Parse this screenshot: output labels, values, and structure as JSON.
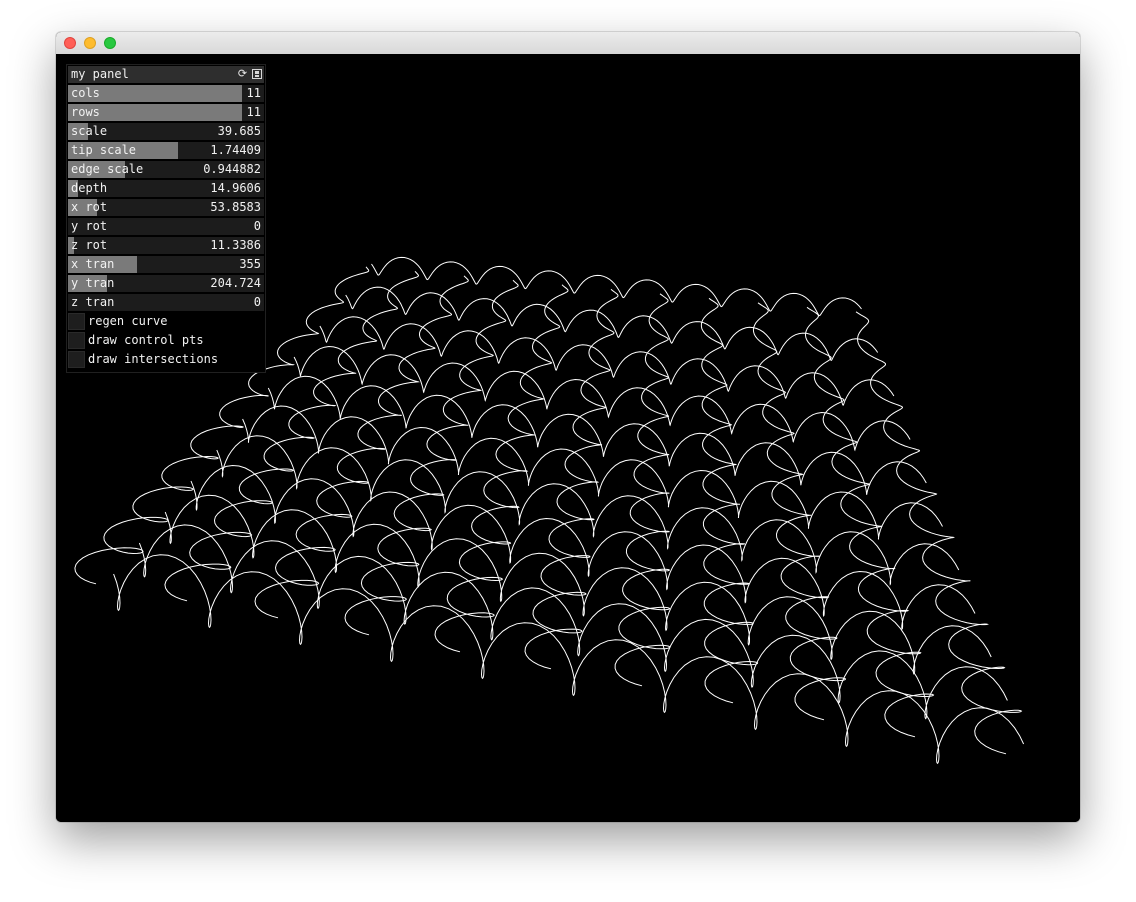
{
  "window": {
    "controls": [
      "close-button",
      "minimize-button",
      "maximize-button"
    ]
  },
  "panel": {
    "title": "my panel",
    "icons": [
      "reload-icon",
      "save-icon"
    ],
    "sliders": [
      {
        "label": "cols",
        "value": "11",
        "fill": 0.89
      },
      {
        "label": "rows",
        "value": "11",
        "fill": 0.89
      },
      {
        "label": "scale",
        "value": "39.685",
        "fill": 0.1
      },
      {
        "label": "tip scale",
        "value": "1.74409",
        "fill": 0.56
      },
      {
        "label": "edge scale",
        "value": "0.944882",
        "fill": 0.29
      },
      {
        "label": "depth",
        "value": "14.9606",
        "fill": 0.05
      },
      {
        "label": "x rot",
        "value": "53.8583",
        "fill": 0.15
      },
      {
        "label": "y rot",
        "value": "0",
        "fill": 0.0
      },
      {
        "label": "z rot",
        "value": "11.3386",
        "fill": 0.03
      },
      {
        "label": "x tran",
        "value": "355",
        "fill": 0.35
      },
      {
        "label": "y tran",
        "value": "204.724",
        "fill": 0.2
      },
      {
        "label": "z tran",
        "value": "0",
        "fill": 0.0
      }
    ],
    "toggles": [
      {
        "label": "regen curve",
        "checked": false
      },
      {
        "label": "draw control pts",
        "checked": false
      },
      {
        "label": "draw intersections",
        "checked": false
      }
    ]
  },
  "scene": {
    "grid_cols": 11,
    "grid_rows": 11,
    "line_color": "#ffffff",
    "background": "#000000"
  }
}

——

**What to produce:** The pictures should not appear in the copy; every other part of the records above must be returned exactly.

**Answer to this task:**
Parse this screenshot: output labels, values, and structure as JSON.
{
  "window": {
    "controls": [
      "close-button",
      "minimize-button",
      "maximize-button"
    ]
  },
  "panel": {
    "title": "my panel",
    "icons": [
      "reload-icon",
      "save-icon"
    ],
    "sliders": [
      {
        "label": "cols",
        "value": "11",
        "fill": 0.89
      },
      {
        "label": "rows",
        "value": "11",
        "fill": 0.89
      },
      {
        "label": "scale",
        "value": "39.685",
        "fill": 0.1
      },
      {
        "label": "tip scale",
        "value": "1.74409",
        "fill": 0.56
      },
      {
        "label": "edge scale",
        "value": "0.944882",
        "fill": 0.29
      },
      {
        "label": "depth",
        "value": "14.9606",
        "fill": 0.05
      },
      {
        "label": "x rot",
        "value": "53.8583",
        "fill": 0.15
      },
      {
        "label": "y rot",
        "value": "0",
        "fill": 0.0
      },
      {
        "label": "z rot",
        "value": "11.3386",
        "fill": 0.03
      },
      {
        "label": "x tran",
        "value": "355",
        "fill": 0.35
      },
      {
        "label": "y tran",
        "value": "204.724",
        "fill": 0.2
      },
      {
        "label": "z tran",
        "value": "0",
        "fill": 0.0
      }
    ],
    "toggles": [
      {
        "label": "regen curve",
        "checked": false
      },
      {
        "label": "draw control pts",
        "checked": false
      },
      {
        "label": "draw intersections",
        "checked": false
      }
    ]
  },
  "scene": {
    "grid_cols": 11,
    "grid_rows": 11,
    "line_color": "#ffffff",
    "background": "#000000"
  }
}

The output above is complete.